Stated goal:
How many lines in these records hold the string "America"? State only that number.

The records:

* * * * * * * * *

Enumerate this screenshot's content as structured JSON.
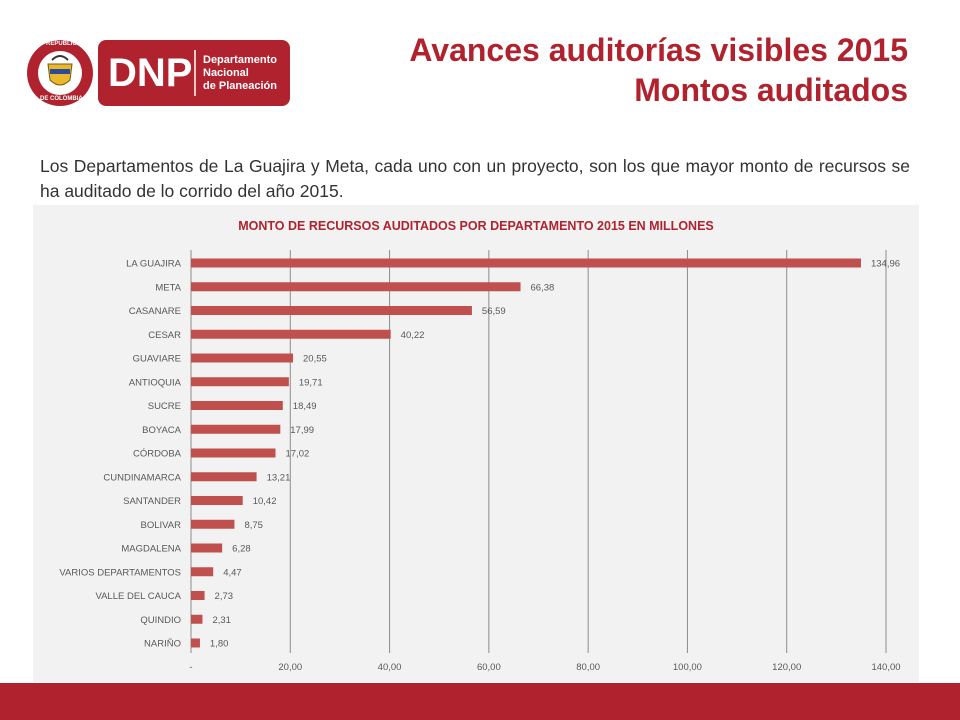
{
  "header": {
    "title_line1": "Avances auditorías visibles 2015",
    "title_line2": "Montos auditados"
  },
  "logo": {
    "seal_text_top": "REPÚBLICA",
    "seal_text_bottom": "DE COLOMBIA",
    "abbr": "DNP",
    "line1": "Departamento",
    "line2": "Nacional",
    "line3": "de Planeación"
  },
  "intro_text": "Los Departamentos de La Guajira y Meta, cada uno con un proyecto, son los que mayor monto de recursos se ha auditado de lo corrido del año 2015.",
  "colors": {
    "brand": "#b0232e",
    "bar": "#c0504d",
    "panel": "#f2f2f2"
  },
  "chart_data": {
    "type": "bar",
    "orientation": "horizontal",
    "title": "MONTO DE RECURSOS AUDITADOS POR DEPARTAMENTO 2015 EN MILLONES",
    "categories": [
      "LA GUAJIRA",
      "META",
      "CASANARE",
      "CESAR",
      "GUAVIARE",
      "ANTIOQUIA",
      "SUCRE",
      "BOYACA",
      "CÓRDOBA",
      "CUNDINAMARCA",
      "SANTANDER",
      "BOLIVAR",
      "MAGDALENA",
      "VARIOS DEPARTAMENTOS",
      "VALLE DEL CAUCA",
      "QUINDIO",
      "NARIÑO"
    ],
    "values": [
      134.96,
      66.38,
      56.59,
      40.22,
      20.55,
      19.71,
      18.49,
      17.99,
      17.02,
      13.21,
      10.42,
      8.75,
      6.28,
      4.47,
      2.73,
      2.31,
      1.8
    ],
    "value_labels": [
      "134,96",
      "66,38",
      "56,59",
      "40,22",
      "20,55",
      "19,71",
      "18,49",
      "17,99",
      "17,02",
      "13,21",
      "10,42",
      "8,75",
      "6,28",
      "4,47",
      "2,73",
      "2,31",
      "1,80"
    ],
    "xlim": [
      0,
      140
    ],
    "xticks": [
      0,
      20,
      40,
      60,
      80,
      100,
      120,
      140
    ],
    "xtick_labels": [
      "-",
      "20,00",
      "40,00",
      "60,00",
      "80,00",
      "100,00",
      "120,00",
      "140,00"
    ],
    "grid": true,
    "xlabel": "",
    "ylabel": ""
  }
}
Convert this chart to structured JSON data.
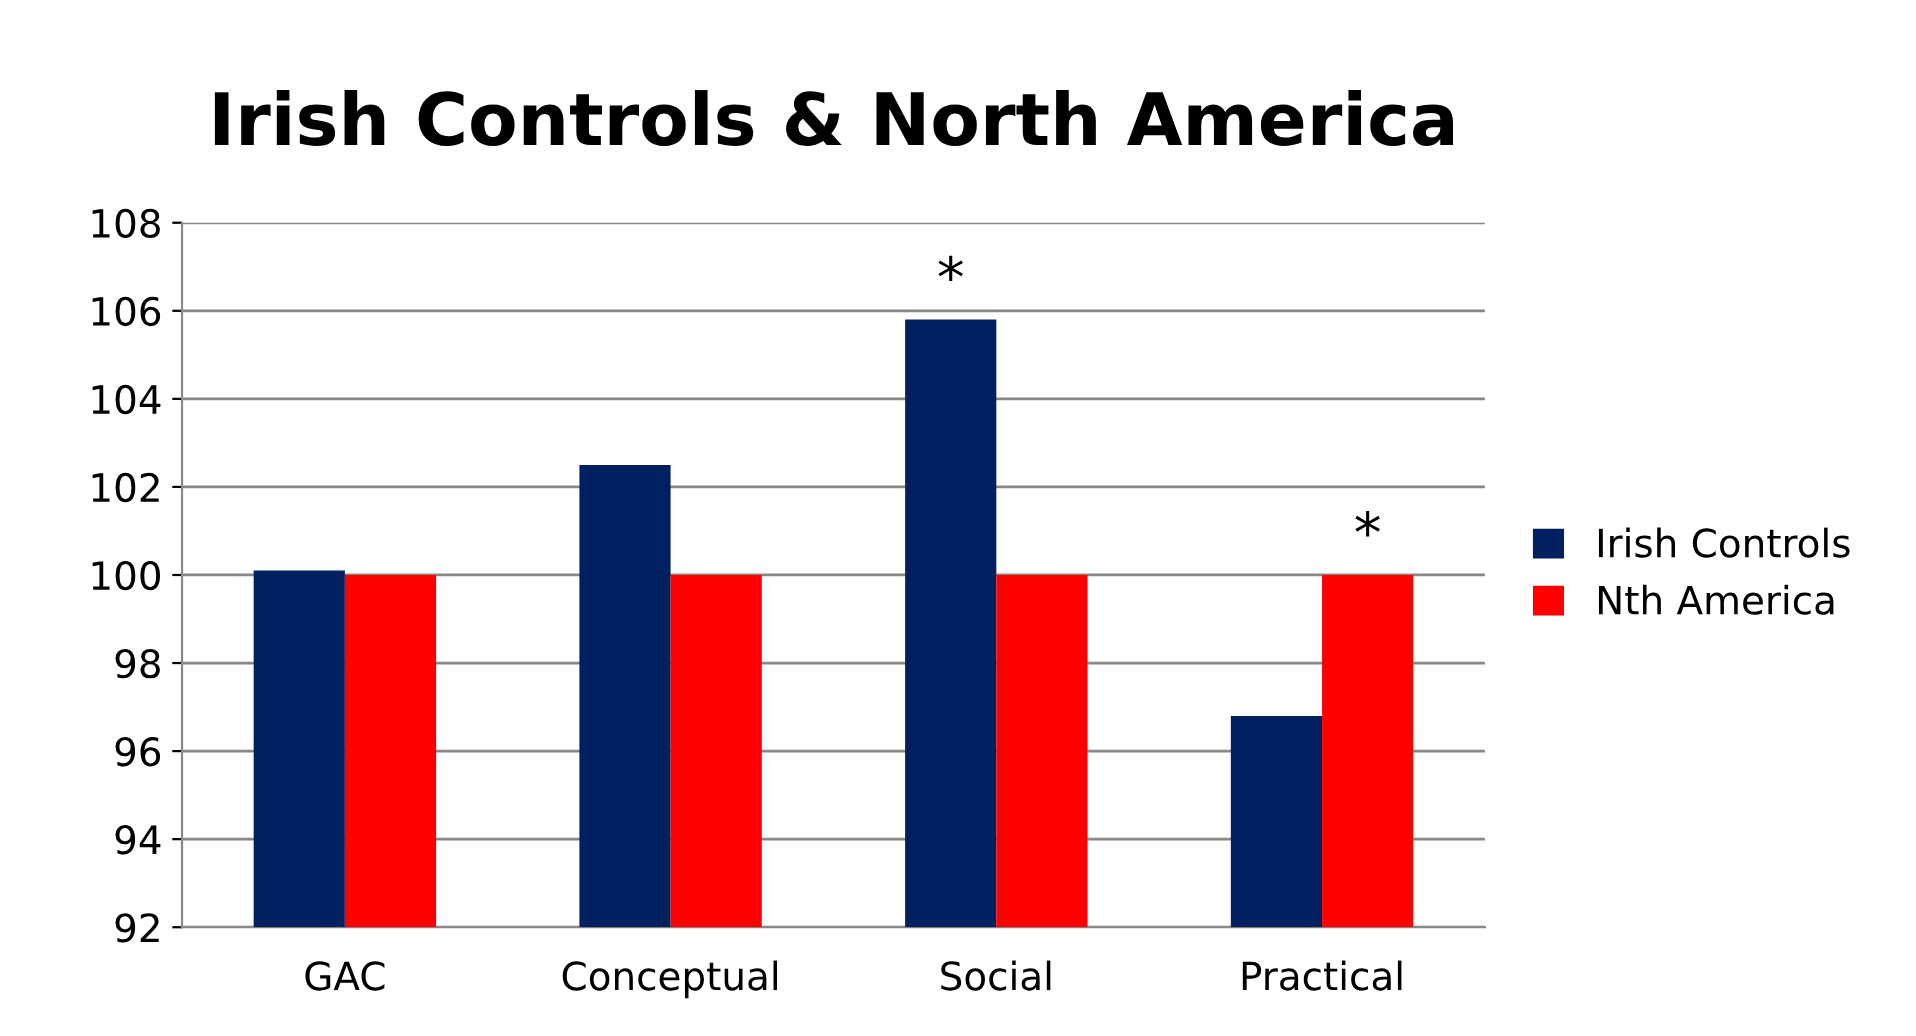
{
  "chart_data": {
    "type": "bar",
    "title": "Irish Controls & North America",
    "categories": [
      "GAC",
      "Conceptual",
      "Social",
      "Practical"
    ],
    "series": [
      {
        "name": "Irish Controls",
        "color": "#002060",
        "values": [
          100.1,
          102.5,
          105.8,
          96.8
        ]
      },
      {
        "name": "Nth America",
        "color": "#ff0000",
        "values": [
          100,
          100,
          100,
          100
        ]
      }
    ],
    "ylim": [
      92,
      108
    ],
    "yticks": [
      92,
      94,
      96,
      98,
      100,
      102,
      104,
      106,
      108
    ],
    "grid": "y",
    "legend": "right",
    "annotations": [
      {
        "text": "*",
        "x": "Social",
        "y": 105.8
      },
      {
        "text": "*",
        "x": "Practical",
        "y": 100
      }
    ]
  }
}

* * * * * * * * *

Response below:
2